Task to carry out: Copy out each line of the listing that has the word "name" in it.

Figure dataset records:
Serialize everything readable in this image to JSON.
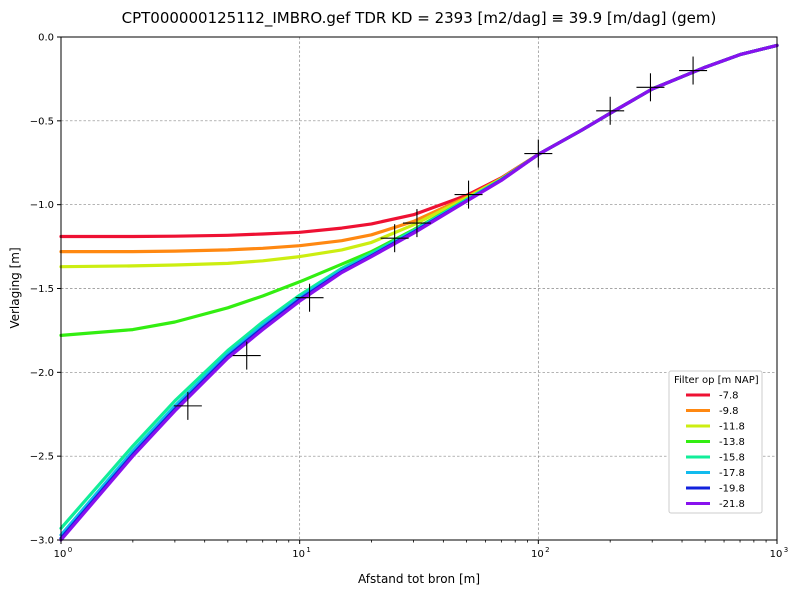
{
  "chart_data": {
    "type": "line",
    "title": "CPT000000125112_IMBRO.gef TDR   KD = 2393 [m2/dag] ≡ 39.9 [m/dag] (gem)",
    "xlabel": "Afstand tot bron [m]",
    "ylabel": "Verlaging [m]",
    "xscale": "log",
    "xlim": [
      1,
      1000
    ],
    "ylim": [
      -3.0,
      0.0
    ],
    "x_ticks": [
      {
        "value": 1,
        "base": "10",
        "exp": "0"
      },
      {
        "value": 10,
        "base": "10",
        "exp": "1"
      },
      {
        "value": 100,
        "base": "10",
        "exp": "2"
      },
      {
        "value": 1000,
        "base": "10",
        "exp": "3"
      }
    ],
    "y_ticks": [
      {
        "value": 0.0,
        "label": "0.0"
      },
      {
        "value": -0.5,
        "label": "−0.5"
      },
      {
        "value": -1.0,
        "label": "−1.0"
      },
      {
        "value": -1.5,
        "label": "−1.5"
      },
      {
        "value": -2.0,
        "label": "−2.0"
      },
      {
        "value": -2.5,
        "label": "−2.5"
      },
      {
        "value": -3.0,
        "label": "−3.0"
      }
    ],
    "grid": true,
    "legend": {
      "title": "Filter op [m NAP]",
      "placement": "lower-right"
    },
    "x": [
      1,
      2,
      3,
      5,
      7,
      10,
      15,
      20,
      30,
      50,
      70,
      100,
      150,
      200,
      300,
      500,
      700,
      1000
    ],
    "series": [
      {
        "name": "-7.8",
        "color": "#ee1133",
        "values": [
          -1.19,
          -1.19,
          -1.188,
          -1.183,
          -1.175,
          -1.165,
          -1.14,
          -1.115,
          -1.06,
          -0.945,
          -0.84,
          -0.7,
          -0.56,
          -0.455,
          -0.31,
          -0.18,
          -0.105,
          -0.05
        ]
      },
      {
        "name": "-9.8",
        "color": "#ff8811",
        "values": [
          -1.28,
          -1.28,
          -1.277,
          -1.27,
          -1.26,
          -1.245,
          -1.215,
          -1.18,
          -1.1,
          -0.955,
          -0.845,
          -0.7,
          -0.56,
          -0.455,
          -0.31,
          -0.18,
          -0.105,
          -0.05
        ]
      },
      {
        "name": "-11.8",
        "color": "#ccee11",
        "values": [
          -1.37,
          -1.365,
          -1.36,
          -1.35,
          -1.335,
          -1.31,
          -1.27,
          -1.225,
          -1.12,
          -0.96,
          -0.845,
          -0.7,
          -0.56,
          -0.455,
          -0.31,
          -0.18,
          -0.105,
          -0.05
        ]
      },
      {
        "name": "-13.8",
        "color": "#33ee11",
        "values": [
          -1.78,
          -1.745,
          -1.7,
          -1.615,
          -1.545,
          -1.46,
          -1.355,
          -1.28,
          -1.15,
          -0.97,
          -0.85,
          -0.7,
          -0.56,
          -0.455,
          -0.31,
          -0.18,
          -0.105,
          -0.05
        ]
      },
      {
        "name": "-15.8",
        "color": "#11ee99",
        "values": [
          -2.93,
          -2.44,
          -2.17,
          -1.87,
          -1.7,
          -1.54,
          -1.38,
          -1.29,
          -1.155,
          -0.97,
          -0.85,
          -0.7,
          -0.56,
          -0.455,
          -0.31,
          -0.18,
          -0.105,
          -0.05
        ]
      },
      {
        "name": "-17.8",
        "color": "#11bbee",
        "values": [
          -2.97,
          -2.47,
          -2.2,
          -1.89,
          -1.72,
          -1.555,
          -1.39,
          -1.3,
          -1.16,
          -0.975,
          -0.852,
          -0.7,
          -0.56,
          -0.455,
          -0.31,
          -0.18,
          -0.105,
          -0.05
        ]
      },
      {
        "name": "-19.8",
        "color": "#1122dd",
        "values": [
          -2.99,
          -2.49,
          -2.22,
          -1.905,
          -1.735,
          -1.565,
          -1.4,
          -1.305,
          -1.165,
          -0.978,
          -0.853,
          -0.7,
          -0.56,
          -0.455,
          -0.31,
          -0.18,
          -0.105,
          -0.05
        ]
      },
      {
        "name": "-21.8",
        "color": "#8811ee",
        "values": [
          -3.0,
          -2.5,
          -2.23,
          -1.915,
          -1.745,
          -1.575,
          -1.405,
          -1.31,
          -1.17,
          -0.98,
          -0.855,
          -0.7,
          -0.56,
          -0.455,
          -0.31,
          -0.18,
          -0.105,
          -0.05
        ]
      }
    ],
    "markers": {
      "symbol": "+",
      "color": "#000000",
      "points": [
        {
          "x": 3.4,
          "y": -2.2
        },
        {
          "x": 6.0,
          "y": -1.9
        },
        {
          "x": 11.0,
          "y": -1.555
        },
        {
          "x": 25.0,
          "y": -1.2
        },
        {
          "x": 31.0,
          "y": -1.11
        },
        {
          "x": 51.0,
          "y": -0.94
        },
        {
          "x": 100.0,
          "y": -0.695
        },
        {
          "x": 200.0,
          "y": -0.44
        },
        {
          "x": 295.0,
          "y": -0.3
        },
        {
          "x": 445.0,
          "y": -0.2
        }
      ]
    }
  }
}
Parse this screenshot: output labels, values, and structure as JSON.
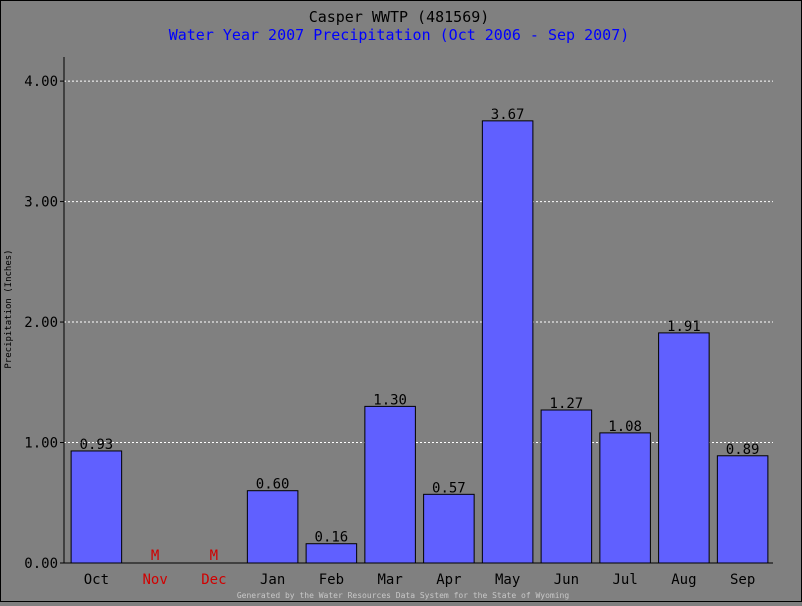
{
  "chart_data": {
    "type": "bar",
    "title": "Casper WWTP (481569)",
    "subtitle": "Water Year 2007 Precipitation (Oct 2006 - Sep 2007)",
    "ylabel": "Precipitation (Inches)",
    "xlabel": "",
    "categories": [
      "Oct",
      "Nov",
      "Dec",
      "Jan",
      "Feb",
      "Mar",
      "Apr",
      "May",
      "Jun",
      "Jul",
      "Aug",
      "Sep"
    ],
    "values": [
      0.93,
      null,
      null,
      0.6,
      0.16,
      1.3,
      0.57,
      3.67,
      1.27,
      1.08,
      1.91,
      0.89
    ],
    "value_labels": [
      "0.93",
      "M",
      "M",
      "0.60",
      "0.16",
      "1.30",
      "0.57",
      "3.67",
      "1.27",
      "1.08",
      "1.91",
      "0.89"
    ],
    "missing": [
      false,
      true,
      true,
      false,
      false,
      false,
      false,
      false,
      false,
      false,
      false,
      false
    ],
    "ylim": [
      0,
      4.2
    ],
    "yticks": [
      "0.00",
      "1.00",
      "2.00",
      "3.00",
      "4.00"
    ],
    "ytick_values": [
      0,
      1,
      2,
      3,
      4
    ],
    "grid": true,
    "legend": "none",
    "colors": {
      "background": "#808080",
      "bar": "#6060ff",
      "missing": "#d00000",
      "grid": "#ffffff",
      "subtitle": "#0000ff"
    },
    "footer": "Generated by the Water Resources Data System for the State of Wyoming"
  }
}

Right answer:
        "name": "-7.8",
        "name": "-9.8",
        "name": "-11.8",
        "name": "-13.8",
        "name": "-15.8",
        "name": "-17.8",
        "name": "-19.8",
        "name": "-21.8",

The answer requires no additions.